* Prompt 1
In the Citi Bike post, condense the paragraph beginning "I cannot argue with this." into two or three short sentences that keep its main facts.

Saturday, June 29, 2013

Citi Bike is failing at physics

It seems that New York City needs to take some remedial STEM – the promotional materials for NYC BikeShare have an elementary physics mistake.

Their marketing materials state:
[the bike] has a low center of gravity for a more stable ride.
It turns out that a moving bicycle, is actually less stable when the center of gravity is low. Much like a balancing a pencil (low CG) is harder than balancing a broomstick (high CG). This phenomenon is explained well in this article about robot bicycles.
I emailed citi bike to complain and they responded with this:
I'm fairly certain that the engineers involved in constructing these bikes have looked at the pros and cons of both high and low centers of gravity, and found this to be the best option for the widest range of people.
I cannot argue with this. I've ridden these things in Boston and in Washington DC and they are indeed very stable; nicely done engineers! The stability has absolutely nothing to do with a "low center of gravity." In fact the stability to ride might actually be due to a high center of gravity for bike+person compared to more aggressive bike frames.
The next thing citibike said was:
Besides, almost anything with a lower center of gravity is going to be more stable based on simple physical laws.
Correct and irreverent again. Objects siting motionless on the ground will be more stable with a low center of gravity. But bikes mid "ride" are more like an inverted pendulum than a stable object. Here are some suggestions for a new description.

I wouldn't normally be so fast to recommend remedial classes ... but just last march NYC made a subway poster which mathematically embarrassing at best. Also, several years ago Eli previously discussed the state of science education in NYC which left much to be desired.

I'll end this post with a snobby message from Boston: get it together New York!

Items listed in a dataset
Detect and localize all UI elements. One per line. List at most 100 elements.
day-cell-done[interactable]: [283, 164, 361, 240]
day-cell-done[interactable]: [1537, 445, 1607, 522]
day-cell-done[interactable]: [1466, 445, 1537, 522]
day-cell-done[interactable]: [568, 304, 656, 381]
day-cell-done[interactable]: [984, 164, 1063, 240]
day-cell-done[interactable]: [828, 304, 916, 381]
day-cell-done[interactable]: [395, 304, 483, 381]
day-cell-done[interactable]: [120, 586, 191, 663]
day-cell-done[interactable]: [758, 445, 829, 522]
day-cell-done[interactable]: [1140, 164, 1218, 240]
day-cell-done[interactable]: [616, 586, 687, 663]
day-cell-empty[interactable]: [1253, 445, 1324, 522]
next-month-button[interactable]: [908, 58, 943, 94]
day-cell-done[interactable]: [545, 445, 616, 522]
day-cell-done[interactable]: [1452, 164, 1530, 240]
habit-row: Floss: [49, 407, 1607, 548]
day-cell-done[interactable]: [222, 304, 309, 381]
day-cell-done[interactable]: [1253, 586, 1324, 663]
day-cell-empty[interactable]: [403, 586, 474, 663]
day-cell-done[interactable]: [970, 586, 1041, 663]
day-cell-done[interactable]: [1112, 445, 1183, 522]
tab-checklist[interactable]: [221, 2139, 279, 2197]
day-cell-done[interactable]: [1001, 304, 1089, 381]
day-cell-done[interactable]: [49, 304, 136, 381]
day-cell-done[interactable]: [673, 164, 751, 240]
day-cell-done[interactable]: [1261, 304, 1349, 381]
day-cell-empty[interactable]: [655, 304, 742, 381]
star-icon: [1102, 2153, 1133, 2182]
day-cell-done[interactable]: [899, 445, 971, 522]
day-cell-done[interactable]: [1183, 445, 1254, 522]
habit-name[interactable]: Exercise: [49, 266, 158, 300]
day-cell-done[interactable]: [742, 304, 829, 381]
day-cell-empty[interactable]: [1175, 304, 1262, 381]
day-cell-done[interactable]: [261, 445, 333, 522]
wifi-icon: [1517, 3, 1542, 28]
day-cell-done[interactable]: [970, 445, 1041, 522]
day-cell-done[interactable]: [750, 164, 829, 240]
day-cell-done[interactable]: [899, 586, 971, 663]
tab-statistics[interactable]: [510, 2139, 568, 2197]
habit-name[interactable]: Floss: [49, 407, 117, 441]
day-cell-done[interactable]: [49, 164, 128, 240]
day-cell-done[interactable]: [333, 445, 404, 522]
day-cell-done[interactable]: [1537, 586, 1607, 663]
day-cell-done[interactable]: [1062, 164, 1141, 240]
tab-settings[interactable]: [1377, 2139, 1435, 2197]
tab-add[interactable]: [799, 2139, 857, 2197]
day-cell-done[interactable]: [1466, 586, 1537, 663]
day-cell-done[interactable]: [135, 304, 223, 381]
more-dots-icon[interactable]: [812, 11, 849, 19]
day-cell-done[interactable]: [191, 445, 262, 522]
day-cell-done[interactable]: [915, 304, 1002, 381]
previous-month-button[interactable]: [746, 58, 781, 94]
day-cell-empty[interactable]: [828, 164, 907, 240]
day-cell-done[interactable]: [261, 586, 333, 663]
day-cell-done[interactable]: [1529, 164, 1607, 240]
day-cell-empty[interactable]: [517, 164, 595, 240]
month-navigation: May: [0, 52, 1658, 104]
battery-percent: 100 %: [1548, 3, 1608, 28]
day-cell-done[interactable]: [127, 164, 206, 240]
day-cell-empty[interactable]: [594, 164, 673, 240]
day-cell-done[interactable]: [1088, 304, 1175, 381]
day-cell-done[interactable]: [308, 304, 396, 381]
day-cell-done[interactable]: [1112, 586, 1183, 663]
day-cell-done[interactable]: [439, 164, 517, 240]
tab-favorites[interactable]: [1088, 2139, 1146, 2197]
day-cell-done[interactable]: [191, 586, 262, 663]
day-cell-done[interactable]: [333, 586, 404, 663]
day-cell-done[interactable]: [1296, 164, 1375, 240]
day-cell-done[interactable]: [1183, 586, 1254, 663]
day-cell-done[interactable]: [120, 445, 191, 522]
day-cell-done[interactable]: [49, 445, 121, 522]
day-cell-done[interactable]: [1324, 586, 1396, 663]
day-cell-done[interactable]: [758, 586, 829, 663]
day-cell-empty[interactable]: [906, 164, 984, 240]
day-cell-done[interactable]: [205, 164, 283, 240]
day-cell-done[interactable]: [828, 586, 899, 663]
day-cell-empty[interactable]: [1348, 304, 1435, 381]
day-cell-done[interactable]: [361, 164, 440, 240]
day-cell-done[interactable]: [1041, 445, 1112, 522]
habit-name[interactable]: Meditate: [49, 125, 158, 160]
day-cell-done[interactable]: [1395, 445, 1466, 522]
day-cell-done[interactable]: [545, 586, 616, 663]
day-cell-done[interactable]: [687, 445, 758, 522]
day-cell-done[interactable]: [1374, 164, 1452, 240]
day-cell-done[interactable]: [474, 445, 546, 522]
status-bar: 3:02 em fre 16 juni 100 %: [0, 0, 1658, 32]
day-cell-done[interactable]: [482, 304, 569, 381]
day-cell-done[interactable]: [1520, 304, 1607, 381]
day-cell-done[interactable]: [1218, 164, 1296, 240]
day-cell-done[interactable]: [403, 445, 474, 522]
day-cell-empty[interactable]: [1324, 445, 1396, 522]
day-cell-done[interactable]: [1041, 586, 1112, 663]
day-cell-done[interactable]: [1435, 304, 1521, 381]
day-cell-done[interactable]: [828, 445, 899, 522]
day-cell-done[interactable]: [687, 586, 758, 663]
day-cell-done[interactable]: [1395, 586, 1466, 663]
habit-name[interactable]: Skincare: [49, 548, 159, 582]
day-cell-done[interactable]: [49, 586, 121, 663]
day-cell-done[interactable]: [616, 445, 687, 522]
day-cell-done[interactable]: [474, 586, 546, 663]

* Prompt 2
Retype the records from their very first line through the line containing "day-cell-done[interactable]: [395, 304, 483, 381]", with both ends included.

* Exercise solution 1
The writer has ridden the bikes in Boston and Washington DC, agrees that they are very stable, and credits the engineers. That stability has nothing to do with a low center of gravity. It may instead come from the higher center of gravity of bike plus rider, compared with more aggressive bike frames.

* Exercise solution 2
Detect and localize all UI elements. One per line. List at most 100 elements.
day-cell-done[interactable]: [283, 164, 361, 240]
day-cell-done[interactable]: [1537, 445, 1607, 522]
day-cell-done[interactable]: [1466, 445, 1537, 522]
day-cell-done[interactable]: [568, 304, 656, 381]
day-cell-done[interactable]: [984, 164, 1063, 240]
day-cell-done[interactable]: [828, 304, 916, 381]
day-cell-done[interactable]: [395, 304, 483, 381]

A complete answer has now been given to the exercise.